• _Task to carry out_
Extract all lines in the data that contain the word "title".

Figure collection entries
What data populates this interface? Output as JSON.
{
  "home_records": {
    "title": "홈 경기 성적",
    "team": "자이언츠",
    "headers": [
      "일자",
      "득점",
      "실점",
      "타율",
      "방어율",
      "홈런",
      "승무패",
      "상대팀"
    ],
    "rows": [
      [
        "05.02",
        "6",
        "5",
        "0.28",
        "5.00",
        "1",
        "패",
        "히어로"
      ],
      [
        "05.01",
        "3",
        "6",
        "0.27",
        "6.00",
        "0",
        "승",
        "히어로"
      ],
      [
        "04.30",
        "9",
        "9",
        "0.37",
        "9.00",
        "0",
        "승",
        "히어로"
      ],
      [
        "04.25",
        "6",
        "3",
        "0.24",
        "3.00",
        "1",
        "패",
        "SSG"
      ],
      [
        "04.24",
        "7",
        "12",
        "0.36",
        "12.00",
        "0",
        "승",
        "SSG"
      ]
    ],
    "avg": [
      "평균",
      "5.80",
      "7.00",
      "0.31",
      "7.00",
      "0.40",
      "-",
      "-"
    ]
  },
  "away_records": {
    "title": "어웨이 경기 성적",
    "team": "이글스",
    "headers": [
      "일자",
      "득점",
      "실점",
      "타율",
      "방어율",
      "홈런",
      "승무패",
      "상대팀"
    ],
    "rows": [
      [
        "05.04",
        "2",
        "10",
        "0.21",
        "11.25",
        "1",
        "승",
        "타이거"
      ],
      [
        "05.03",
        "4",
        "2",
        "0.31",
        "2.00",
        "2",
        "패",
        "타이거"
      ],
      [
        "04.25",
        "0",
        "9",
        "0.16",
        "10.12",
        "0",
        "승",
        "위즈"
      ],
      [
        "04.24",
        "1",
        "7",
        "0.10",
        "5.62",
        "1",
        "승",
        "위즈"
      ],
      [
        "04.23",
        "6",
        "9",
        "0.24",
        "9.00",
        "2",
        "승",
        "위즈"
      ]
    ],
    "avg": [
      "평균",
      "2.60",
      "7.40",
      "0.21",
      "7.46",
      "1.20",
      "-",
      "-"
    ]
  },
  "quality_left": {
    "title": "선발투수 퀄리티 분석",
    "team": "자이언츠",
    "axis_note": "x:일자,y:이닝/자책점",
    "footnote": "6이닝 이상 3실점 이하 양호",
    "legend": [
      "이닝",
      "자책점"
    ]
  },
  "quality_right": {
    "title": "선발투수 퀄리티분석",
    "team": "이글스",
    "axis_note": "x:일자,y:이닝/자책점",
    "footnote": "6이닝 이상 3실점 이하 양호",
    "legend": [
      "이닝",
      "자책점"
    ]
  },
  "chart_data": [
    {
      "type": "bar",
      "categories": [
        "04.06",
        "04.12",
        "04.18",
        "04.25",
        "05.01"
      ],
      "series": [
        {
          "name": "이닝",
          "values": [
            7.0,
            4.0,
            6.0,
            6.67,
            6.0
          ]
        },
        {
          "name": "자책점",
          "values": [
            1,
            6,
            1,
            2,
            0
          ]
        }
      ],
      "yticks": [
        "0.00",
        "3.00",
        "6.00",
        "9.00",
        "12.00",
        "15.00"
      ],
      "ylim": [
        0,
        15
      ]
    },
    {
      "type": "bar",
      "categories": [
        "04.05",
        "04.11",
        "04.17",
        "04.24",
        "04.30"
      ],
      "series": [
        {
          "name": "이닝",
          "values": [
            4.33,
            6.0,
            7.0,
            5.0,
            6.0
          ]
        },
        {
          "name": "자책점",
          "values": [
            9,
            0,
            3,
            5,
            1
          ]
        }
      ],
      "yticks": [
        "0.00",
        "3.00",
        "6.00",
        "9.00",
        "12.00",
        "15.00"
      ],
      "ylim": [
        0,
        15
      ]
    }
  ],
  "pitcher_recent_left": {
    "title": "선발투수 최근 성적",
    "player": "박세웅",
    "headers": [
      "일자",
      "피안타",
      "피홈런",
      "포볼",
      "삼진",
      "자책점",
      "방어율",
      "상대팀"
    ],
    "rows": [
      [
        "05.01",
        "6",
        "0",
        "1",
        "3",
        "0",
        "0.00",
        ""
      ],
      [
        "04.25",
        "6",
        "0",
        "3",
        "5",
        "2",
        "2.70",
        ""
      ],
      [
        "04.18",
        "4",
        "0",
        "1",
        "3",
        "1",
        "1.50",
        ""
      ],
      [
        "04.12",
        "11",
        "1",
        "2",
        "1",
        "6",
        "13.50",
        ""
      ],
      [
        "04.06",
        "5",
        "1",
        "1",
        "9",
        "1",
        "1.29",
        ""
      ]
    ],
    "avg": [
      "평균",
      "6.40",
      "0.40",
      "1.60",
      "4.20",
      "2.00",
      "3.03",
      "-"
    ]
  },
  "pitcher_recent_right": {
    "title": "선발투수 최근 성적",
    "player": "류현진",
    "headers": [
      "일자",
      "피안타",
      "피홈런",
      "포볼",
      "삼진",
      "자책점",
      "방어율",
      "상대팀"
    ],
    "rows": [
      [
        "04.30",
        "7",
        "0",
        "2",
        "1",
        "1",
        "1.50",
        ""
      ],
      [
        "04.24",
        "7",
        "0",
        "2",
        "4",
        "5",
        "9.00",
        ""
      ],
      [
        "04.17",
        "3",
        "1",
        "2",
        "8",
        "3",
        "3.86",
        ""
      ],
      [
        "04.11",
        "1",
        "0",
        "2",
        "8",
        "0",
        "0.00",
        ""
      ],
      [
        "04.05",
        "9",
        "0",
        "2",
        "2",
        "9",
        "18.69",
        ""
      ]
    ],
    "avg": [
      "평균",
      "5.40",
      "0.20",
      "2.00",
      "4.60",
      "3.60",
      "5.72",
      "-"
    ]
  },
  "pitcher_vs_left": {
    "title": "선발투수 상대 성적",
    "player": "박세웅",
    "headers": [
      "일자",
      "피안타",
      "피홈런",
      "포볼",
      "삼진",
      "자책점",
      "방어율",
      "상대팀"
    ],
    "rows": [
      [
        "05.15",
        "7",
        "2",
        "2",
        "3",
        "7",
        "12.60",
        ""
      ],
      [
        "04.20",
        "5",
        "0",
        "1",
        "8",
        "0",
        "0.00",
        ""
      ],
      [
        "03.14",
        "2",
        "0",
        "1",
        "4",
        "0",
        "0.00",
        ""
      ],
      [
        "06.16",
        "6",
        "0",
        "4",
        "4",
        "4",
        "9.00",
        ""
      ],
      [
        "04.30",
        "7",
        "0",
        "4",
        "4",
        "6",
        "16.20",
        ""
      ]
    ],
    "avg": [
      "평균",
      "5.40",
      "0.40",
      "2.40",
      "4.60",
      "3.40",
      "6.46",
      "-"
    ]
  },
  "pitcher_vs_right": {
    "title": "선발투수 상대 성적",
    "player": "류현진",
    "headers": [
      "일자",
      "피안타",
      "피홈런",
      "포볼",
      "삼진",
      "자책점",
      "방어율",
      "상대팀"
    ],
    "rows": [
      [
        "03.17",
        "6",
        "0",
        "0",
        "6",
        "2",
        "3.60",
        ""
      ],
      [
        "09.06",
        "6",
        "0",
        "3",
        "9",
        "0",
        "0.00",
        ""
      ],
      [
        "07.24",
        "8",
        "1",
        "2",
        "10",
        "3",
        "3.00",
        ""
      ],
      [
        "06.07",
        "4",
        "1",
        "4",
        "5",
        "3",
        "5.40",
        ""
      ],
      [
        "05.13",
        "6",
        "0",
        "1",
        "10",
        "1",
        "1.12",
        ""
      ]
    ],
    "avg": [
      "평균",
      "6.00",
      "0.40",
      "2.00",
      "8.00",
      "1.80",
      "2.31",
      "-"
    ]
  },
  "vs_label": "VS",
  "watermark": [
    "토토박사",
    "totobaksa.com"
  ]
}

• _Result of the task_
    "title": "홈 경기 성적",
    "title": "어웨이 경기 성적",
    "title": "선발투수 퀄리티 분석",
    "title": "선발투수 퀄리티분석",
    "title": "선발투수 최근 성적",
    "title": "선발투수 최근 성적",
    "title": "선발투수 상대 성적",
    "title": "선발투수 상대 성적",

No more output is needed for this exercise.